#### The records

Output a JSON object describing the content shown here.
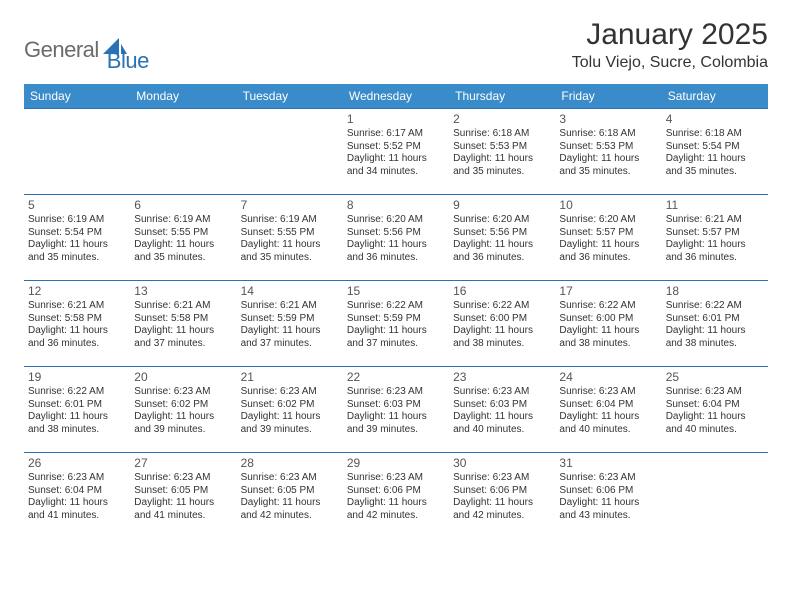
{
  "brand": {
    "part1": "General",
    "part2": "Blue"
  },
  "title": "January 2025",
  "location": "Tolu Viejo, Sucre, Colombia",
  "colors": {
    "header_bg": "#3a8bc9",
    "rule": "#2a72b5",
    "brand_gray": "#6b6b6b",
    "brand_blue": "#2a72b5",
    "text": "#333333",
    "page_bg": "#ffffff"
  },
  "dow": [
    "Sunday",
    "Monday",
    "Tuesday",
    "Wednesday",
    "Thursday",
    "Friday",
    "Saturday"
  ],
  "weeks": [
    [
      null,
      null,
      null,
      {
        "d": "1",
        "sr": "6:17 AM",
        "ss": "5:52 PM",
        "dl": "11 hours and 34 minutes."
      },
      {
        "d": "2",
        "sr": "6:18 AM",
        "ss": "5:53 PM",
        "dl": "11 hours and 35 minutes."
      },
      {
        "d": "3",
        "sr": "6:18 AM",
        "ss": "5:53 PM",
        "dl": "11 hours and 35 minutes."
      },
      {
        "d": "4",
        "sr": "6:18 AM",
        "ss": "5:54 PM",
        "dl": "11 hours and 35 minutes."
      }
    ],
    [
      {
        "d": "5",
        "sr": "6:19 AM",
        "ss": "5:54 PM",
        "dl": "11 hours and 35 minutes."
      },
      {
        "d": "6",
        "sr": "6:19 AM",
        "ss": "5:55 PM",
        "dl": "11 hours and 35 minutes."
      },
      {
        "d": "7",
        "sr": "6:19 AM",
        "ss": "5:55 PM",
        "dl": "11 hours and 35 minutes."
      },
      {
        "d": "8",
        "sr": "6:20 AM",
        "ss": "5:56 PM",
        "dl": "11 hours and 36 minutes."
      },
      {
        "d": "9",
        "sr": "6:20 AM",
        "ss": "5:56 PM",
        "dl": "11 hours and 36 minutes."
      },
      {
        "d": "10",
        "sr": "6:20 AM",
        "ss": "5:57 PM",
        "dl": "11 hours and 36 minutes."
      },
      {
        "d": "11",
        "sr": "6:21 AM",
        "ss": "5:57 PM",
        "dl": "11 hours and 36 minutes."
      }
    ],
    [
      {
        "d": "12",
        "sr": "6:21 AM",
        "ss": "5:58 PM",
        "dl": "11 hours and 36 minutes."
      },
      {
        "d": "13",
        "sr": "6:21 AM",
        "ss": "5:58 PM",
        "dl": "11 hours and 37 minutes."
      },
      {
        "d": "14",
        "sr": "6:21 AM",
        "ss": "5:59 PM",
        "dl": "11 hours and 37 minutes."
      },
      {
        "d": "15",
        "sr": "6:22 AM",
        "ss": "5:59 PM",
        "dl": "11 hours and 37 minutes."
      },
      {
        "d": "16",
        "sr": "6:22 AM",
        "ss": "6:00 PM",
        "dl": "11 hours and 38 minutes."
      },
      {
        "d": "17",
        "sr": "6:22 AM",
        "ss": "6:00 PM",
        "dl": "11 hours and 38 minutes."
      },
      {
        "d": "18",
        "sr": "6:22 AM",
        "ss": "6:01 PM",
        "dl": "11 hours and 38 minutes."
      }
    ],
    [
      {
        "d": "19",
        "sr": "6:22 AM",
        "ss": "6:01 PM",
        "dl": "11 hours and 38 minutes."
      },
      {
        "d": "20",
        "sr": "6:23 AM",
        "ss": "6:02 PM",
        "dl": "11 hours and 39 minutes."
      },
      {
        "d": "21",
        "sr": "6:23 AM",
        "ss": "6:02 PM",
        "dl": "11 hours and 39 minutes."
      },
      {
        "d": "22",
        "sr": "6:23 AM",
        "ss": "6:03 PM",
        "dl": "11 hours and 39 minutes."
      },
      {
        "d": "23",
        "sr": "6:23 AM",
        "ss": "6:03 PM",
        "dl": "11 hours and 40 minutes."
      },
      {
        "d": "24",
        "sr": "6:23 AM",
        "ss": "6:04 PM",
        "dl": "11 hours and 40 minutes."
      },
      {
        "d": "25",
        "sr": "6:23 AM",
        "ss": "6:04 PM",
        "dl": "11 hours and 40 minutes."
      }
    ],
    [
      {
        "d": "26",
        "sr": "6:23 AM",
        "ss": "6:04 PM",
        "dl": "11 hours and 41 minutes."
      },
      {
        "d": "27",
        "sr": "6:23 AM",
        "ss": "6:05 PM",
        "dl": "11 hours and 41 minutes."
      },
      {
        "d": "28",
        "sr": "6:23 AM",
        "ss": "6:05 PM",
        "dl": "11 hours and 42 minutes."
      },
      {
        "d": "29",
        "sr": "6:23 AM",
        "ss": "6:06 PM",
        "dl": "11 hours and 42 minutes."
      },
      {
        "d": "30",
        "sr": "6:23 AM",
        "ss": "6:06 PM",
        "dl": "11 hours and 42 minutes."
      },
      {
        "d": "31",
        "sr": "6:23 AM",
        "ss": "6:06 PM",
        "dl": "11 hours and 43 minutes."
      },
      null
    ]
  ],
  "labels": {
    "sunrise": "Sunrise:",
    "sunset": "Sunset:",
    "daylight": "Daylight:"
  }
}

########
#### The records

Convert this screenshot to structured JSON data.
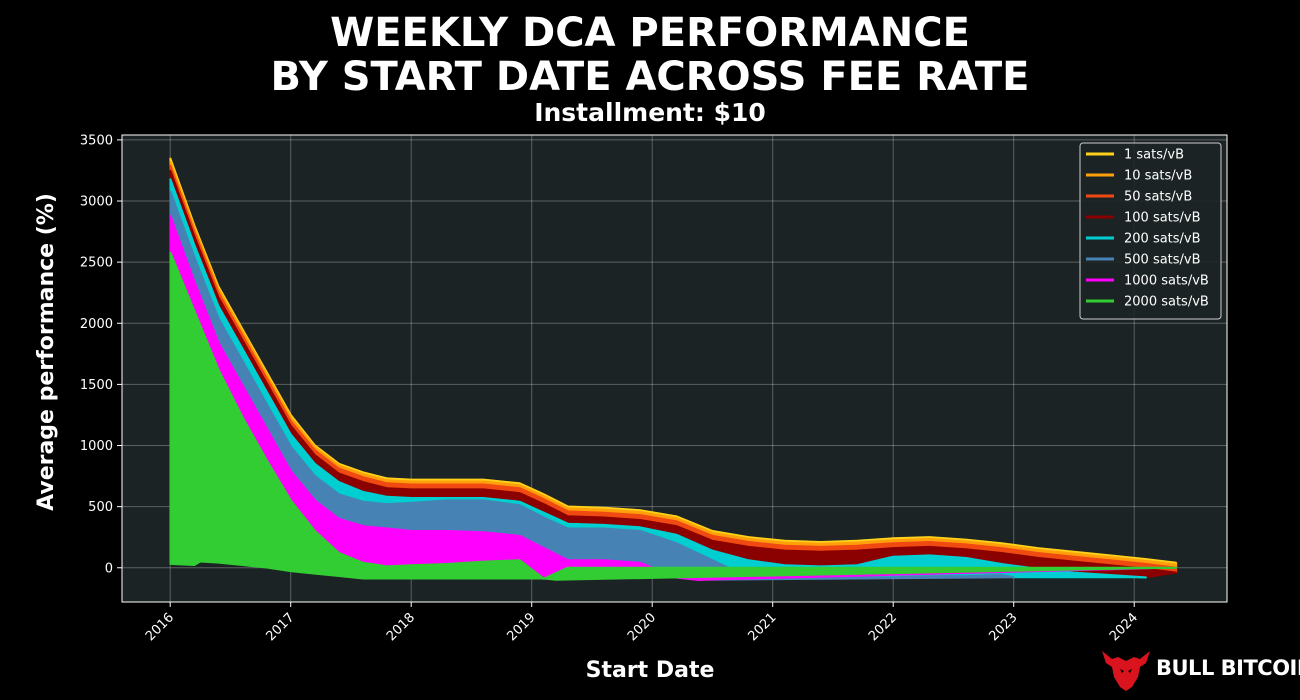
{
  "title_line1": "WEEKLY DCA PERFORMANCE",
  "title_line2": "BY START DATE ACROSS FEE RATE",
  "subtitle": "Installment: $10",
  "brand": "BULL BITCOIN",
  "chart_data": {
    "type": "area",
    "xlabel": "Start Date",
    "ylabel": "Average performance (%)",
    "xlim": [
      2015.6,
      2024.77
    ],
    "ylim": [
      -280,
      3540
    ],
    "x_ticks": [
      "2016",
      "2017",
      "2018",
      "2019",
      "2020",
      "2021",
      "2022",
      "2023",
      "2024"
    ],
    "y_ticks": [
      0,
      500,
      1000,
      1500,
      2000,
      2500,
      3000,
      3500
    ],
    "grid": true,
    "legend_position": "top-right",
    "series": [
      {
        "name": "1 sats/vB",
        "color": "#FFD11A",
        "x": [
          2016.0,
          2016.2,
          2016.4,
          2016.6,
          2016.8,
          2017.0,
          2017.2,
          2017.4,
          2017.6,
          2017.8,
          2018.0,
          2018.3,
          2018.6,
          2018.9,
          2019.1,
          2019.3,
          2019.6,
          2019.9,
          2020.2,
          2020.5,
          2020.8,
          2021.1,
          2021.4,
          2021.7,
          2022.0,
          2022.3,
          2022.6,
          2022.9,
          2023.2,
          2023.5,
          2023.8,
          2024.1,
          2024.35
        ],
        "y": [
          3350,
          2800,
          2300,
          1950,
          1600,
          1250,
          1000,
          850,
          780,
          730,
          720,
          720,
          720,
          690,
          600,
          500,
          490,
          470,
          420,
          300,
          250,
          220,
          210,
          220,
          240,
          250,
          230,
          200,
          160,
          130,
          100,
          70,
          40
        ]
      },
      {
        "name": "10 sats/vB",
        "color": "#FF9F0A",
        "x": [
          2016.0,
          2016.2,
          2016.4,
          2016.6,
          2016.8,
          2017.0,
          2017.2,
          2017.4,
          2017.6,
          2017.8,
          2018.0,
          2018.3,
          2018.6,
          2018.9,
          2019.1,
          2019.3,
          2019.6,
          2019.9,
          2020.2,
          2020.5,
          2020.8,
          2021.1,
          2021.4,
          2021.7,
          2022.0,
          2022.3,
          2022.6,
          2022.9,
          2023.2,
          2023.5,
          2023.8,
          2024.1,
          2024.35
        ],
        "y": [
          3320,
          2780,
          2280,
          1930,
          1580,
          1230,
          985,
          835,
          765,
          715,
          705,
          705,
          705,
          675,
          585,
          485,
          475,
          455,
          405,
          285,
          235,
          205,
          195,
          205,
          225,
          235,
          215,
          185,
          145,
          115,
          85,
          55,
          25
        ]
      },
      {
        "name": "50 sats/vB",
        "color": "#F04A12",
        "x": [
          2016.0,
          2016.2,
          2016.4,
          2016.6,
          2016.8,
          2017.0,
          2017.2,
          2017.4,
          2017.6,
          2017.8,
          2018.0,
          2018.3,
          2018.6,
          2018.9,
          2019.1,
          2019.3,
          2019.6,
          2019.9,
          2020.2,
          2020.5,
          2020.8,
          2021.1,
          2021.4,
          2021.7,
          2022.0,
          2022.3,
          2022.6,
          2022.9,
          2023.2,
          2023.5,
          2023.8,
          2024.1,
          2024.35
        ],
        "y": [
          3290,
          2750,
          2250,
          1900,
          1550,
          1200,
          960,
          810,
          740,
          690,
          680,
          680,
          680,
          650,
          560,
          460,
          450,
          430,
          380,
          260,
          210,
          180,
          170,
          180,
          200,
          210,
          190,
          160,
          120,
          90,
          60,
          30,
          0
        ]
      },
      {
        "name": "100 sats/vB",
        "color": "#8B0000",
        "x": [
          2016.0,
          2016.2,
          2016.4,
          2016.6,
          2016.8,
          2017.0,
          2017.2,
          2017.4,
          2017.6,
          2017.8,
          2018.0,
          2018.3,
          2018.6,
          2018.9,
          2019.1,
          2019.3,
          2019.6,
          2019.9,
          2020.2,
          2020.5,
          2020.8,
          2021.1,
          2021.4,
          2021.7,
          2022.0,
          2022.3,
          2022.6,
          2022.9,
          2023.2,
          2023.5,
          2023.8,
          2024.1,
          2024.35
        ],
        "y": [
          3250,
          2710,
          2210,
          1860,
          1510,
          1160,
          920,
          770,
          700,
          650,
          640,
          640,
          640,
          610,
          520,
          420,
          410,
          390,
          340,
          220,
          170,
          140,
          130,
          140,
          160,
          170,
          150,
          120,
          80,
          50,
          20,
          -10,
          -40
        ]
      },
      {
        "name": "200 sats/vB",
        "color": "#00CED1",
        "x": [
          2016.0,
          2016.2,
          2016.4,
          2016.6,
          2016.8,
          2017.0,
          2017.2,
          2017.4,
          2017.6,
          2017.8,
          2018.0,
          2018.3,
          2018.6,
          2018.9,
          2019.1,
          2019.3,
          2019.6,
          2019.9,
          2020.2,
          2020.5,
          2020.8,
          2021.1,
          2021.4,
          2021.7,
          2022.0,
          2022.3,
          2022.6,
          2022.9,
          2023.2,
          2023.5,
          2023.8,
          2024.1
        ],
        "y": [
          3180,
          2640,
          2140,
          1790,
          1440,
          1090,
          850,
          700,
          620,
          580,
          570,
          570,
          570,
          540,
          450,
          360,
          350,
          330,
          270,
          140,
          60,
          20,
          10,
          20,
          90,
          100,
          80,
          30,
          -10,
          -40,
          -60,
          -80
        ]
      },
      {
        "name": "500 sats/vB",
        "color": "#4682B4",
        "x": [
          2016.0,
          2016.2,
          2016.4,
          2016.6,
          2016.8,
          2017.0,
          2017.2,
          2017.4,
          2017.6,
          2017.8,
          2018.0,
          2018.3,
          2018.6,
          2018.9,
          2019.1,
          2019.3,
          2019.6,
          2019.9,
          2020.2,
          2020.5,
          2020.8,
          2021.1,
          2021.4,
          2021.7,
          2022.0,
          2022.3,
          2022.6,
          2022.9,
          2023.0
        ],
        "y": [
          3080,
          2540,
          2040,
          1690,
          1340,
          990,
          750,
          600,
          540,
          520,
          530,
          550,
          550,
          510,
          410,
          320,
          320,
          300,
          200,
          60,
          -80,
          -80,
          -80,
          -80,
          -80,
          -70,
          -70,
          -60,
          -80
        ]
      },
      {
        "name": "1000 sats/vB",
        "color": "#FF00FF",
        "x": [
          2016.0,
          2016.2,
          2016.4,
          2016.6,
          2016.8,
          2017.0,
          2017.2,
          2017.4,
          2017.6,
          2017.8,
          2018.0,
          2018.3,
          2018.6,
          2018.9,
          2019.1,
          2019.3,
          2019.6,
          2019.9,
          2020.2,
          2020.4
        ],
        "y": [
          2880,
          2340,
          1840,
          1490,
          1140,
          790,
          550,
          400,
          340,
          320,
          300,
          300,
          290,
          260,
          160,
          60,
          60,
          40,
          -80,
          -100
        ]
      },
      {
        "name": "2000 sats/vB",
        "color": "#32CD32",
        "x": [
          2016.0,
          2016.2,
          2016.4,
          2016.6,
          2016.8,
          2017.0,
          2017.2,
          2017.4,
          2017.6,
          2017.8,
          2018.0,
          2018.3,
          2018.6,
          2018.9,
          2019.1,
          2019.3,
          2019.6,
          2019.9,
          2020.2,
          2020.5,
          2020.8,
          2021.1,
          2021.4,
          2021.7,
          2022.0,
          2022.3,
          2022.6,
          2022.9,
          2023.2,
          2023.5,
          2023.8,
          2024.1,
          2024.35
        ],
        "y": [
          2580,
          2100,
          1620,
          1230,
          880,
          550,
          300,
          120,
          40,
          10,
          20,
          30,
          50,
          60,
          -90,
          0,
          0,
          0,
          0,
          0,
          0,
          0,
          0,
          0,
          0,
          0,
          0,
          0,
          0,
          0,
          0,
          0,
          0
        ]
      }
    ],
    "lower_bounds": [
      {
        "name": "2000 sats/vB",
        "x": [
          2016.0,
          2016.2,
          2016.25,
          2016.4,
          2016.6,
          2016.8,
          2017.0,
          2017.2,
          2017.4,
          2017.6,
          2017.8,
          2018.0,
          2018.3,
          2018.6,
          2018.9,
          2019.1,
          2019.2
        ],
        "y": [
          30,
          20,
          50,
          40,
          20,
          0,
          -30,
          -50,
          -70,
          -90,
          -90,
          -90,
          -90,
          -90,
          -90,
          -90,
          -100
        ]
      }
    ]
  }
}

########

In the entries above, some lines may contain the string "name"; report how many, without additional comment.

9